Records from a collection
============

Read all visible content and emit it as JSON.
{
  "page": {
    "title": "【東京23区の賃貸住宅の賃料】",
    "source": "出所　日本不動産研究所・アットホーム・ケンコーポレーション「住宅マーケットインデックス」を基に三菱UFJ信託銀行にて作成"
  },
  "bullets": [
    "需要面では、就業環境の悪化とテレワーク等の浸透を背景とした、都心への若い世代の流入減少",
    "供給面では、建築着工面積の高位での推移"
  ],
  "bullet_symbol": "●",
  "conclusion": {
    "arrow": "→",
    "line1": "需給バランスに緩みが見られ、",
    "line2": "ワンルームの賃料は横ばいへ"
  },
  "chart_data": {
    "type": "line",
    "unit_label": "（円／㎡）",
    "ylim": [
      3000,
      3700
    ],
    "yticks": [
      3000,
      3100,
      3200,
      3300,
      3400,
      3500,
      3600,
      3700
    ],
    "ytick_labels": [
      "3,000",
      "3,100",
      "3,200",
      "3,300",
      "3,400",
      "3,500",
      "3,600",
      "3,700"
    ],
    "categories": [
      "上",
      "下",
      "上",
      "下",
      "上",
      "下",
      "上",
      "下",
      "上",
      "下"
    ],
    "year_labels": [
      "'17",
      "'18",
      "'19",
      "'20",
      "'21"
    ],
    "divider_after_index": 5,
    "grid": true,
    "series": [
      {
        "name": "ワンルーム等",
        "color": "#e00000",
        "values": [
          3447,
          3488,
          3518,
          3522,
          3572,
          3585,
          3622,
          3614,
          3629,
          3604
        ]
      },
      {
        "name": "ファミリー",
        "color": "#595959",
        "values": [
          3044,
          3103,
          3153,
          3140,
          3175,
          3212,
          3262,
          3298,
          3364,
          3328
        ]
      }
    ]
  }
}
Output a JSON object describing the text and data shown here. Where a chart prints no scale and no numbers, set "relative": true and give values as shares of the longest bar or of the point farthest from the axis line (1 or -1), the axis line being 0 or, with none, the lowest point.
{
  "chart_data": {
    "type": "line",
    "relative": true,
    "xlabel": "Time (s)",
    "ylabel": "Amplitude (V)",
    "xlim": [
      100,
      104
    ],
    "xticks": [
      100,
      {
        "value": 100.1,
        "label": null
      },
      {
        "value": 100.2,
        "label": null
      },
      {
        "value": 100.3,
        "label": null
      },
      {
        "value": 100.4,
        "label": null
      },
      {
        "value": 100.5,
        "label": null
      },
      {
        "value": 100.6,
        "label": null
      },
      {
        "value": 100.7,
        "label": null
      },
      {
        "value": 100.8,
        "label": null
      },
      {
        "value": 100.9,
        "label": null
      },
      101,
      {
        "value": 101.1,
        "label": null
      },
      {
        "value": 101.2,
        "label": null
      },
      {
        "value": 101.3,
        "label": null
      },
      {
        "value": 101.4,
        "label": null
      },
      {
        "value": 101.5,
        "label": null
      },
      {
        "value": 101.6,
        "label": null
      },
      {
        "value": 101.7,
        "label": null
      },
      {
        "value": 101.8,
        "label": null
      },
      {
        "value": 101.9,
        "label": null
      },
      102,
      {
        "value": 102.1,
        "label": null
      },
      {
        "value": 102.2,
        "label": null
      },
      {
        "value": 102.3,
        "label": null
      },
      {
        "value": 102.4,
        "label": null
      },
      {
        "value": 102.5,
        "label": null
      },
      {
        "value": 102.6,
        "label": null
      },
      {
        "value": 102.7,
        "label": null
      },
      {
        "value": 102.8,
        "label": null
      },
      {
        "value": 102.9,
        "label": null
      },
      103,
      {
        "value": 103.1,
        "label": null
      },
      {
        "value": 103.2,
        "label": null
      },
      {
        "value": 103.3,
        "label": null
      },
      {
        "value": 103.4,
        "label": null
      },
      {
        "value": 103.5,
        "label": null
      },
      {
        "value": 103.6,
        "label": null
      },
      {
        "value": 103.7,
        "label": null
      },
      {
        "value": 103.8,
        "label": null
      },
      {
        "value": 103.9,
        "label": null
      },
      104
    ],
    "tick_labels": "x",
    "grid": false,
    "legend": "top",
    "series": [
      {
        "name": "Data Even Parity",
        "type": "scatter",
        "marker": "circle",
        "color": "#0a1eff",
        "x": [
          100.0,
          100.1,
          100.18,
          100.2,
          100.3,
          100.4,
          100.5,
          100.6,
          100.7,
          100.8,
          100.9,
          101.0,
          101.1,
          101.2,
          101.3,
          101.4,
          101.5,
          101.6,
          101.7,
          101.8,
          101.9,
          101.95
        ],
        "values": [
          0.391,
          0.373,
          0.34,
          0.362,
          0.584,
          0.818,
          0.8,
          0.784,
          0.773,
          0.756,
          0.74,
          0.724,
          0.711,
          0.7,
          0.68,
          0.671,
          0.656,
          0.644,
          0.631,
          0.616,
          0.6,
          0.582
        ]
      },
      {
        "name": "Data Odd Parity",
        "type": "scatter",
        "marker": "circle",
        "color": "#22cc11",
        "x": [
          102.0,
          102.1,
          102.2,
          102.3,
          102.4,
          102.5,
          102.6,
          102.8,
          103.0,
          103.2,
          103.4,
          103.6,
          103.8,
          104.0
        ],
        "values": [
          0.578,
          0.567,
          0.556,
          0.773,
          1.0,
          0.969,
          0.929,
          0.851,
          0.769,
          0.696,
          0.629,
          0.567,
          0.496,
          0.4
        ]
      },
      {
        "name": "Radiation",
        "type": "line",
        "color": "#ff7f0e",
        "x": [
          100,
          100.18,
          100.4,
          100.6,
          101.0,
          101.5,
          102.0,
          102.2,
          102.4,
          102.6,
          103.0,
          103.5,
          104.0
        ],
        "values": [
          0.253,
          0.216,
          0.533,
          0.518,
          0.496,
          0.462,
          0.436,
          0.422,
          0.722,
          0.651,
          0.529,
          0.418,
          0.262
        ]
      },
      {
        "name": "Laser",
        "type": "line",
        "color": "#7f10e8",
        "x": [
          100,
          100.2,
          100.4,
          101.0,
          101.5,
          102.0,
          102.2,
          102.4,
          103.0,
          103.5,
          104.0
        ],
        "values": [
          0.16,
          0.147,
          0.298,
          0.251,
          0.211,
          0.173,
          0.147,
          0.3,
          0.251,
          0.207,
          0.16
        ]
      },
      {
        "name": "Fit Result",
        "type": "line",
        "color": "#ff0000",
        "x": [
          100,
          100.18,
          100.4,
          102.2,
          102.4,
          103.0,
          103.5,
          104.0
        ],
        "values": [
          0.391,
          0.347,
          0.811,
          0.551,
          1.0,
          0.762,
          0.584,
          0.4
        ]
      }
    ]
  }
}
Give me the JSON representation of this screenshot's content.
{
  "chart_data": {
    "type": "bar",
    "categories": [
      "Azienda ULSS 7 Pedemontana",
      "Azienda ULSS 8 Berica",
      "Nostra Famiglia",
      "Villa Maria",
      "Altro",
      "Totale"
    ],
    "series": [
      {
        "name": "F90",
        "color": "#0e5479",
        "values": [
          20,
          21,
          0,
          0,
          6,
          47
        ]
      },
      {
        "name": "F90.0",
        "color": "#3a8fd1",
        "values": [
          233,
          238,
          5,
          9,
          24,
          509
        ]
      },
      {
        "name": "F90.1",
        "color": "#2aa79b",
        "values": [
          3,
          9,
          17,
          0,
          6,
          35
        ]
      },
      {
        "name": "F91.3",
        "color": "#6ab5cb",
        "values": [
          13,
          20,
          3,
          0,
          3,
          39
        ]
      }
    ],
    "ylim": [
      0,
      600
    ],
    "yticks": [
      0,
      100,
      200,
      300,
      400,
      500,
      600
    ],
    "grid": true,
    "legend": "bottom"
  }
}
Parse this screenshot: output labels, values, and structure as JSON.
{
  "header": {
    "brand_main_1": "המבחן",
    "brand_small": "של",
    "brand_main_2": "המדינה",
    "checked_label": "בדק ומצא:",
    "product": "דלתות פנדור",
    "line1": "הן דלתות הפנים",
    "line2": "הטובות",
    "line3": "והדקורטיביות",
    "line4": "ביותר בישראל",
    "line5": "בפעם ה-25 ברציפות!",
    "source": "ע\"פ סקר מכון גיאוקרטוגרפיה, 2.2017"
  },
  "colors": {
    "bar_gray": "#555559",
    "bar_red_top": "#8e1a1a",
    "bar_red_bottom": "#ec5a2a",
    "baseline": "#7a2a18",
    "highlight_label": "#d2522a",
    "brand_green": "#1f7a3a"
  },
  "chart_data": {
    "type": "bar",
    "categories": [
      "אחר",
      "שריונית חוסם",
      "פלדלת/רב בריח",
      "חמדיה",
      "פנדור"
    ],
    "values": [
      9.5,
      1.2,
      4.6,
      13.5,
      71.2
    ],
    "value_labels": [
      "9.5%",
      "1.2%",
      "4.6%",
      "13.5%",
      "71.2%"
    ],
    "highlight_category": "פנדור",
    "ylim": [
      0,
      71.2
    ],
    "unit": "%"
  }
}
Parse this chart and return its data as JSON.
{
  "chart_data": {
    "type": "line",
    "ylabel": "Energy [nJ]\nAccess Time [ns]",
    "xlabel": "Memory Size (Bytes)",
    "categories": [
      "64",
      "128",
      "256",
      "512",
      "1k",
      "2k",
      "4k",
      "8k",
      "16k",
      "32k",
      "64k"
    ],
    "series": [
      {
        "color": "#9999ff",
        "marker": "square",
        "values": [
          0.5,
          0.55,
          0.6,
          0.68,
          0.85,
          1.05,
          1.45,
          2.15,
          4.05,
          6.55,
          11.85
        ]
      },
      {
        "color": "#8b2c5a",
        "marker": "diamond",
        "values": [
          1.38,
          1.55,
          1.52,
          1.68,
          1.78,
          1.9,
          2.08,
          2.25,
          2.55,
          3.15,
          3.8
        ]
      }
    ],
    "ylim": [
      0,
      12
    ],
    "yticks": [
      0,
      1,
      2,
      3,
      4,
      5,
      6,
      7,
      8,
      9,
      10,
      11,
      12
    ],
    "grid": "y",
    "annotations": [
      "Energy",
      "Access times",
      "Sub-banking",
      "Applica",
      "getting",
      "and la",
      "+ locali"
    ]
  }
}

============

Only lines with the word "source" are wanted, so copy each one from the records.

EXERCISE OUTPUT:
    "source": "出所　日本不動産研究所・アットホーム・ケンコーポレーション「住宅マーケットインデックス」を基に三菱UFJ信託銀行にて作成"
    "source": "ע\"פ סקר מכון גיאוקרטוגרפיה, 2.2017"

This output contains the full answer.